- **TASK REQUIREMENTS**: Where a line below holds the string "sous", copy that line.

- **EXERCISE INPUTS**:
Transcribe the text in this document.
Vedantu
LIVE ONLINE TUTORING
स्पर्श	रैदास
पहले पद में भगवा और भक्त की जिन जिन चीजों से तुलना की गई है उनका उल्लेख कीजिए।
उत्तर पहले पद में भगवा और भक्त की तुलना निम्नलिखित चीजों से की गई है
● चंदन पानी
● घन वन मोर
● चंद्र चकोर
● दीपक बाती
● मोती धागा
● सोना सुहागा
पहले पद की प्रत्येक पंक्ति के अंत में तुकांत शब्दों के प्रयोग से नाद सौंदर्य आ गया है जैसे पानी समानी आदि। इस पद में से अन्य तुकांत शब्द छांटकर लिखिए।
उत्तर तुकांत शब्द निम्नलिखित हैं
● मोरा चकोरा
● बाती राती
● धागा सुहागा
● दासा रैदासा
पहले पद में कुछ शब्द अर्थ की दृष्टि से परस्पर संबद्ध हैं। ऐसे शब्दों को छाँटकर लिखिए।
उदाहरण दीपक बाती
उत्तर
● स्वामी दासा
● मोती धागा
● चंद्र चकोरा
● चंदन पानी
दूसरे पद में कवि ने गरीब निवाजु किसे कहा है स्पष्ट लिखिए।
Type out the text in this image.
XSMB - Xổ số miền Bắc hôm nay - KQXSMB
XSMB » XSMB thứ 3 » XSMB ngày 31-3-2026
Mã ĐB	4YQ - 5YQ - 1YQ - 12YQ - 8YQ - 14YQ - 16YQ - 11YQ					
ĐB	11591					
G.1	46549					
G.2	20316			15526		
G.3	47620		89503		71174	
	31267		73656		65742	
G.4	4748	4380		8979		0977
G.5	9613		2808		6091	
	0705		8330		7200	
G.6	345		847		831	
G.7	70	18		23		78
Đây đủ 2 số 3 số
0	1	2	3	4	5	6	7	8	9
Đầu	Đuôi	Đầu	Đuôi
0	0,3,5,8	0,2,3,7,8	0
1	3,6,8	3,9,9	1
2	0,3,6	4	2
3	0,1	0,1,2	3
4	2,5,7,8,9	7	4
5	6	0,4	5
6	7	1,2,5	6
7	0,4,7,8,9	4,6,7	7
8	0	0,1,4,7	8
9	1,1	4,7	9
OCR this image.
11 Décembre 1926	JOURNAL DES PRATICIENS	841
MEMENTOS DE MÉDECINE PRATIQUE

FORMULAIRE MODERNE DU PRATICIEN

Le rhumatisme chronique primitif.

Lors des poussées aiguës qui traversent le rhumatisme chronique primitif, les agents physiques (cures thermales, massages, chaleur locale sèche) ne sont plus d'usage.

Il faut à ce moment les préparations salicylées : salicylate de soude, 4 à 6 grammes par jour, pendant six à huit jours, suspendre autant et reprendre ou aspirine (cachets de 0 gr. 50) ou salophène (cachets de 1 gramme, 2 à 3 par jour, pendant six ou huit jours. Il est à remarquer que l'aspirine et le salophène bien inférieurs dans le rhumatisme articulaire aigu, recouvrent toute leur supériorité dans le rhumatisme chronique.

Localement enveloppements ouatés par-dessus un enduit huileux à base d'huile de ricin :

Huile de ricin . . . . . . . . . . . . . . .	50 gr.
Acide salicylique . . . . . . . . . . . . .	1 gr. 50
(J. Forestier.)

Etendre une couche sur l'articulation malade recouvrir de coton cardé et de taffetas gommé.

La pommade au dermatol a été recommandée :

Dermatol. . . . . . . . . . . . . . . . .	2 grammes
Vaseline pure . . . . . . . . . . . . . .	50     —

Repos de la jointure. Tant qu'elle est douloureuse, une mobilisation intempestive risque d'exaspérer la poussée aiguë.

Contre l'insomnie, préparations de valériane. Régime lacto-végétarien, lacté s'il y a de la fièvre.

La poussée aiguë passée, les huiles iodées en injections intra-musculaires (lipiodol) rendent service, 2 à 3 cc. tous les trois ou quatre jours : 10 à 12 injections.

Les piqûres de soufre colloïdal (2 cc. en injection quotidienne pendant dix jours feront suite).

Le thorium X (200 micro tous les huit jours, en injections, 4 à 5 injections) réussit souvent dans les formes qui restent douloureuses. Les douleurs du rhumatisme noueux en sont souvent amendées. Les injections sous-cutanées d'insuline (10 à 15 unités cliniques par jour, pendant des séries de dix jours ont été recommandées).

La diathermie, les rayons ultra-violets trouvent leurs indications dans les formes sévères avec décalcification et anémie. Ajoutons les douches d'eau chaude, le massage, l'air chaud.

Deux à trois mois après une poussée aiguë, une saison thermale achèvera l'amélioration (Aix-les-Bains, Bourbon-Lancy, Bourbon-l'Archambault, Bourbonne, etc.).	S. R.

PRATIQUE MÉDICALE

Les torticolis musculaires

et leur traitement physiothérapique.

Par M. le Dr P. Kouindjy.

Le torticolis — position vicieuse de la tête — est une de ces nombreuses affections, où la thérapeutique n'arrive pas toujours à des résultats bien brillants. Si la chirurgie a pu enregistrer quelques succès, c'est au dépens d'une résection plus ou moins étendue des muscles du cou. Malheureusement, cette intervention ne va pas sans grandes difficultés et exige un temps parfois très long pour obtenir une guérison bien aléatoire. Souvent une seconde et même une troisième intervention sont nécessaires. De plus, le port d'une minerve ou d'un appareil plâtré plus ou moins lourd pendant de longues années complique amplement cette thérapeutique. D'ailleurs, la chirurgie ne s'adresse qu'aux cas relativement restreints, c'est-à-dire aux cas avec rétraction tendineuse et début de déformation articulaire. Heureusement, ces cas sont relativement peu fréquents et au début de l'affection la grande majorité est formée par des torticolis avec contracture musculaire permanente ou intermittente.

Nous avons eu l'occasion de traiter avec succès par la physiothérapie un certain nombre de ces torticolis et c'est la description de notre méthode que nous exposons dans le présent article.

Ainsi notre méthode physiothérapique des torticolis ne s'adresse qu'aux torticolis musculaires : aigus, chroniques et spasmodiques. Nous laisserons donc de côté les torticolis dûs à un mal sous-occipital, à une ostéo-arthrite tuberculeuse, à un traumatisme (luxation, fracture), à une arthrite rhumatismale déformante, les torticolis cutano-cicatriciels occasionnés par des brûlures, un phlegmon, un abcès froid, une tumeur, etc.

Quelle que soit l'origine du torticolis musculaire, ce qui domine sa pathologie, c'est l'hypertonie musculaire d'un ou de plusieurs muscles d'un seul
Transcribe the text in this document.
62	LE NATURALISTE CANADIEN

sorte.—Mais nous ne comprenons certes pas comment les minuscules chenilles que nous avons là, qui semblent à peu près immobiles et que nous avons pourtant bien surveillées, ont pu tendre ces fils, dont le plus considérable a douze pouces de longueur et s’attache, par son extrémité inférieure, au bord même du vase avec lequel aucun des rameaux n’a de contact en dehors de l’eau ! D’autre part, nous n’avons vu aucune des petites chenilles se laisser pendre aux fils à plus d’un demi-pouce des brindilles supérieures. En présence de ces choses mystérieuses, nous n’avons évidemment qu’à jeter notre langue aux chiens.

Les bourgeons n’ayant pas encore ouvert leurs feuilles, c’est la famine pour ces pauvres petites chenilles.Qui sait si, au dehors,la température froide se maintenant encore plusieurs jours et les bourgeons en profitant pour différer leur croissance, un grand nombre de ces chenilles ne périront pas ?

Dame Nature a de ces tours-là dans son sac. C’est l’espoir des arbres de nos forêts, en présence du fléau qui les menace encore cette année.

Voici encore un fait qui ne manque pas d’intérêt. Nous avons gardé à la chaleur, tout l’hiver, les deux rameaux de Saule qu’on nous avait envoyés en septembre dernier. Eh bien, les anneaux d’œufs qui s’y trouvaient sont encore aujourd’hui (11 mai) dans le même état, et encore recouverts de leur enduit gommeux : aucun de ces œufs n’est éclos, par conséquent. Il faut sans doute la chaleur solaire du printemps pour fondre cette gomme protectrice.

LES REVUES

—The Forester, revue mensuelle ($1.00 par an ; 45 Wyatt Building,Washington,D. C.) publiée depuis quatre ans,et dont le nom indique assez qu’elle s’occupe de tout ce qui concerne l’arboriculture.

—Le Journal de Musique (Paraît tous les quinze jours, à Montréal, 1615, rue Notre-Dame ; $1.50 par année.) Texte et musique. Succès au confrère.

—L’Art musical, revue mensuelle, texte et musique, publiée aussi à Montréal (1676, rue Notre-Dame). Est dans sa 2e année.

- **EXERCISE RESPONSE**:
Le thorium X (200 micro tous les huit jours, en injections, 4 à 5 injections) réussit souvent dans les formes qui restent douloureuses. Les douleurs du rhumatisme noueux en sont souvent amendées. Les injections sous-cutanées d'insuline (10 à 15 unités cliniques par jour, pendant des séries de dix jours ont été recommandées).
Ainsi notre méthode physiothérapique des torticolis ne s'adresse qu'aux torticolis musculaires : aigus, chroniques et spasmodiques. Nous laisserons donc de côté les torticolis dûs à un mal sous-occipital, à une ostéo-arthrite tuberculeuse, à un traumatisme (luxation, fracture), à une arthrite rhumatismale déformante, les torticolis cutano-cicatriciels occasionnés par des brûlures, un phlegmon, un abcès froid, une tumeur, etc.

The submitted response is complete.